[begin MATERIAL TO PROCESS]

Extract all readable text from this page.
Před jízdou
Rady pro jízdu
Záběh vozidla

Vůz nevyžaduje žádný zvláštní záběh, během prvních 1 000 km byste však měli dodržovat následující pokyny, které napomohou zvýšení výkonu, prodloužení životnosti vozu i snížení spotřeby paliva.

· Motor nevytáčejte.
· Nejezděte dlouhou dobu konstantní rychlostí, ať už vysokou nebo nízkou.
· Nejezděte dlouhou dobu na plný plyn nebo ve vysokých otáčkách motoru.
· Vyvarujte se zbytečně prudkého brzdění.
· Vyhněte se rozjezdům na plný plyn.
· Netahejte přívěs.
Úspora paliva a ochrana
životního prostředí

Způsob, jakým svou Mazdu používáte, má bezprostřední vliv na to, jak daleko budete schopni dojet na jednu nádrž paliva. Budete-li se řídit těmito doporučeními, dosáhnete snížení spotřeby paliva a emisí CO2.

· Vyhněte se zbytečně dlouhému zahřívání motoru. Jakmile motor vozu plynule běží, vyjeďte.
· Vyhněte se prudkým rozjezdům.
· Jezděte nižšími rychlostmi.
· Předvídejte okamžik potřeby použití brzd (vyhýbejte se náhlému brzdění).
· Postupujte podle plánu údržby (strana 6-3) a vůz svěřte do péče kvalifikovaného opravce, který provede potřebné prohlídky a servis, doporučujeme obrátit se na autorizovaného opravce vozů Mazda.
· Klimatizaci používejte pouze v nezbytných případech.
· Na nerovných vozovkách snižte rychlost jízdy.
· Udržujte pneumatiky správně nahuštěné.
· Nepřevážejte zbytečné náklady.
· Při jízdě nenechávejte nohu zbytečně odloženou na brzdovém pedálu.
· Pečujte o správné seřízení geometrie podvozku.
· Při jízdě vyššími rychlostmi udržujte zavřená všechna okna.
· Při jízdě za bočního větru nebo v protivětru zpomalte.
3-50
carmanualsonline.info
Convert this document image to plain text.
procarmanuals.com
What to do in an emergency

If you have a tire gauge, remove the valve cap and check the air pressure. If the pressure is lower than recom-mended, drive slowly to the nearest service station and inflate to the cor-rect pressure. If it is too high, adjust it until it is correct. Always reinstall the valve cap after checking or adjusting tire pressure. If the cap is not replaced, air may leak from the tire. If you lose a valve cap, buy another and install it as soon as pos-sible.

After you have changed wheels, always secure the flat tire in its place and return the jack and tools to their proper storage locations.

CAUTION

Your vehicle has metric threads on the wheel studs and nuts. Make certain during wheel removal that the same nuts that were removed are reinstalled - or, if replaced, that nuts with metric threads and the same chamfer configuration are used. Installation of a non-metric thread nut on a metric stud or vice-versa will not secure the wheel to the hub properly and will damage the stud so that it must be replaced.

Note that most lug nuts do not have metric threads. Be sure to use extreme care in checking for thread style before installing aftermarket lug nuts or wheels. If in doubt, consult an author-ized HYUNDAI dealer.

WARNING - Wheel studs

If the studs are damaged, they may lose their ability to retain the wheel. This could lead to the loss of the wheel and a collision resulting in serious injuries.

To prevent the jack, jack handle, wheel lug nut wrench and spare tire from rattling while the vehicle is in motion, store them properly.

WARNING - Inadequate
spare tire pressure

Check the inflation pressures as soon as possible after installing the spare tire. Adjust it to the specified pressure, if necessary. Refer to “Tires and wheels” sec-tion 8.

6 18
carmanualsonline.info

[end MATERIAL TO PROCESS]

Keep only those lines of the records that hold "checking", and return them.

◆ RESPONSE TO THIS EXERCISE
If you have a tire gauge, remove the valve cap and check the air pressure. If the pressure is lower than recom-mended, drive slowly to the nearest service station and inflate to the cor-rect pressure. If it is too high, adjust it until it is correct. Always reinstall the valve cap after checking or adjusting tire pressure. If the cap is not replaced, air may leak from the tire. If you lose a valve cap, buy another and install it as soon as pos-sible.
Note that most lug nuts do not have metric threads. Be sure to use extreme care in checking for thread style before installing aftermarket lug nuts or wheels. If in doubt, consult an author-ized HYUNDAI dealer.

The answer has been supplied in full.